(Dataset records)
/---
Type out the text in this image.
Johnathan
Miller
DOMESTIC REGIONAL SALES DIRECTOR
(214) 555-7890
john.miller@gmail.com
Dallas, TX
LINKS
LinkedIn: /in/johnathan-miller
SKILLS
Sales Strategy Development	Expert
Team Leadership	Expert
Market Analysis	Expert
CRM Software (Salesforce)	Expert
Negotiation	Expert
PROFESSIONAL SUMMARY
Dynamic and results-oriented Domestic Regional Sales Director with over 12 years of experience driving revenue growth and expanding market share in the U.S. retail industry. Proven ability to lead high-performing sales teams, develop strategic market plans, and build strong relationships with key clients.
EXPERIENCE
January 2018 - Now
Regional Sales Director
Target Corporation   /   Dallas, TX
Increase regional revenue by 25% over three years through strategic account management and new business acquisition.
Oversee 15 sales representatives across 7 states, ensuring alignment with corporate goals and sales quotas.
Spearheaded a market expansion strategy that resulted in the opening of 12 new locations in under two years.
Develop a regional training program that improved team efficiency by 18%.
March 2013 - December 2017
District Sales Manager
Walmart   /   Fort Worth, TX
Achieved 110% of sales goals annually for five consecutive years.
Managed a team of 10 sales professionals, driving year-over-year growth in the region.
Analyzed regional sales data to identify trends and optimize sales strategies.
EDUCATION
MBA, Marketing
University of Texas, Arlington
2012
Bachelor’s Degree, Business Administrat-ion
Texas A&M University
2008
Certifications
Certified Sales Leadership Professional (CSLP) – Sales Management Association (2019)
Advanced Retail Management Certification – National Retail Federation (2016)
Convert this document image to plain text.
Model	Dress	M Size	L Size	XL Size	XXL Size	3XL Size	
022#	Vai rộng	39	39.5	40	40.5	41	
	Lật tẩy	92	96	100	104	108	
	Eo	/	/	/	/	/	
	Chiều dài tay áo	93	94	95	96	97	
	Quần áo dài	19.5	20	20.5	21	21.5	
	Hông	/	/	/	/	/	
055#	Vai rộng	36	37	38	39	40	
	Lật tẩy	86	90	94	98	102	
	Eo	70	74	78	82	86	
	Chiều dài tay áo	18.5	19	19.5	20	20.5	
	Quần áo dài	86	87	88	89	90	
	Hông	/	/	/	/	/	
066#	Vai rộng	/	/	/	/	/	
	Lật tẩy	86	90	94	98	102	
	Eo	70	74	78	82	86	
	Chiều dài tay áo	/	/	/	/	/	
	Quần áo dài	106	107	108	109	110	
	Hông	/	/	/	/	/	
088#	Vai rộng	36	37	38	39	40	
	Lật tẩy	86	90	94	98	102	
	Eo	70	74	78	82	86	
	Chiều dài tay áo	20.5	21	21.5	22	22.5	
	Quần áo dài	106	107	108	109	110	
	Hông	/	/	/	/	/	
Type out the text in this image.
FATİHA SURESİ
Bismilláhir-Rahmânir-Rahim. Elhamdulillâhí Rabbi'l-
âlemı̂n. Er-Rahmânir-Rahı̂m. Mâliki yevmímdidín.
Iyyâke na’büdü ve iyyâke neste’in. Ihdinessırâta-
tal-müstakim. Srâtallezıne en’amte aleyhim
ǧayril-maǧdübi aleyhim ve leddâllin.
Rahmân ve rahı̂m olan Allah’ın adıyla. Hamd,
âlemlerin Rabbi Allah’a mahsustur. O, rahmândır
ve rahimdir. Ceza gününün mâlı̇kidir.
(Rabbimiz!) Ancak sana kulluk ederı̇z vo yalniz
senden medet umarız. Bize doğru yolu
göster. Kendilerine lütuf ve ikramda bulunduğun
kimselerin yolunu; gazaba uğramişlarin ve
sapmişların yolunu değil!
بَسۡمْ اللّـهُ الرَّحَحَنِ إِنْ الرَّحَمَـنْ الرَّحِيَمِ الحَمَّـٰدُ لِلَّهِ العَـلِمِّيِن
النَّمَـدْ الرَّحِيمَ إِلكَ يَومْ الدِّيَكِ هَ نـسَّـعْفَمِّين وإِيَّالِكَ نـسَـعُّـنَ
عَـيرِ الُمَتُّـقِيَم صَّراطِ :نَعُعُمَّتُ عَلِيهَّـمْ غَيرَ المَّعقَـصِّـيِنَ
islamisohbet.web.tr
\---
Please restate the data word for word, every record included.

Type out the text in this image.
Johnathan
Miller
DOMESTIC REGIONAL SALES DIRECTOR
(214) 555-7890
john.miller@gmail.com
Dallas, TX
LINKS
LinkedIn: /in/johnathan-miller
SKILLS
Sales Strategy Development	Expert
Team Leadership	Expert
Market Analysis	Expert
CRM Software (Salesforce)	Expert
Negotiation	Expert
PROFESSIONAL SUMMARY
Dynamic and results-oriented Domestic Regional Sales Director with over 12 years of experience driving revenue growth and expanding market share in the U.S. retail industry. Proven ability to lead high-performing sales teams, develop strategic market plans, and build strong relationships with key clients.
EXPERIENCE
January 2018 - Now
Regional Sales Director
Target Corporation   /   Dallas, TX
Increase regional revenue by 25% over three years through strategic account management and new business acquisition.
Oversee 15 sales representatives across 7 states, ensuring alignment with corporate goals and sales quotas.
Spearheaded a market expansion strategy that resulted in the opening of 12 new locations in under two years.
Develop a regional training program that improved team efficiency by 18%.
March 2013 - December 2017
District Sales Manager
Walmart   /   Fort Worth, TX
Achieved 110% of sales goals annually for five consecutive years.
Managed a team of 10 sales professionals, driving year-over-year growth in the region.
Analyzed regional sales data to identify trends and optimize sales strategies.
EDUCATION
MBA, Marketing
University of Texas, Arlington
2012
Bachelor’s Degree, Business Administrat-ion
Texas A&M University
2008
Certifications
Certified Sales Leadership Professional (CSLP) – Sales Management Association (2019)
Advanced Retail Management Certification – National Retail Federation (2016)
Convert this document image to plain text.
Model	Dress	M Size	L Size	XL Size	XXL Size	3XL Size	
022#	Vai rộng	39	39.5	40	40.5	41	
	Lật tẩy	92	96	100	104	108	
	Eo	/	/	/	/	/	
	Chiều dài tay áo	93	94	95	96	97	
	Quần áo dài	19.5	20	20.5	21	21.5	
	Hông	/	/	/	/	/	
055#	Vai rộng	36	37	38	39	40	
	Lật tẩy	86	90	94	98	102	
	Eo	70	74	78	82	86	
	Chiều dài tay áo	18.5	19	19.5	20	20.5	
	Quần áo dài	86	87	88	89	90	
	Hông	/	/	/	/	/	
066#	Vai rộng	/	/	/	/	/	
	Lật tẩy	86	90	94	98	102	
	Eo	70	74	78	82	86	
	Chiều dài tay áo	/	/	/	/	/	
	Quần áo dài	106	107	108	109	110	
	Hông	/	/	/	/	/	
088#	Vai rộng	36	37	38	39	40	
	Lật tẩy	86	90	94	98	102	
	Eo	70	74	78	82	86	
	Chiều dài tay áo	20.5	21	21.5	22	22.5	
	Quần áo dài	106	107	108	109	110	
	Hông	/	/	/	/	/	
Type out the text in this image.
FATİHA SURESİ
Bismilláhir-Rahmânir-Rahim. Elhamdulillâhí Rabbi'l-
âlemı̂n. Er-Rahmânir-Rahı̂m. Mâliki yevmímdidín.
Iyyâke na’büdü ve iyyâke neste’in. Ihdinessırâta-
tal-müstakim. Srâtallezıne en’amte aleyhim
ǧayril-maǧdübi aleyhim ve leddâllin.
Rahmân ve rahı̂m olan Allah’ın adıyla. Hamd,
âlemlerin Rabbi Allah’a mahsustur. O, rahmândır
ve rahimdir. Ceza gününün mâlı̇kidir.
(Rabbimiz!) Ancak sana kulluk ederı̇z vo yalniz
senden medet umarız. Bize doğru yolu
göster. Kendilerine lütuf ve ikramda bulunduğun
kimselerin yolunu; gazaba uğramişlarin ve
sapmişların yolunu değil!
بَسۡمْ اللّـهُ الرَّحَحَنِ إِنْ الرَّحَمَـنْ الرَّحِيَمِ الحَمَّـٰدُ لِلَّهِ العَـلِمِّيِن
النَّمَـدْ الرَّحِيمَ إِلكَ يَومْ الدِّيَكِ هَ نـسَّـعْفَمِّين وإِيَّالِكَ نـسَـعُّـنَ
عَـيرِ الُمَتُّـقِيَم صَّراطِ :نَعُعُمَّتُ عَلِيهَّـمْ غَيرَ المَّعقَـصِّـيِنَ
islamisohbet.web.tr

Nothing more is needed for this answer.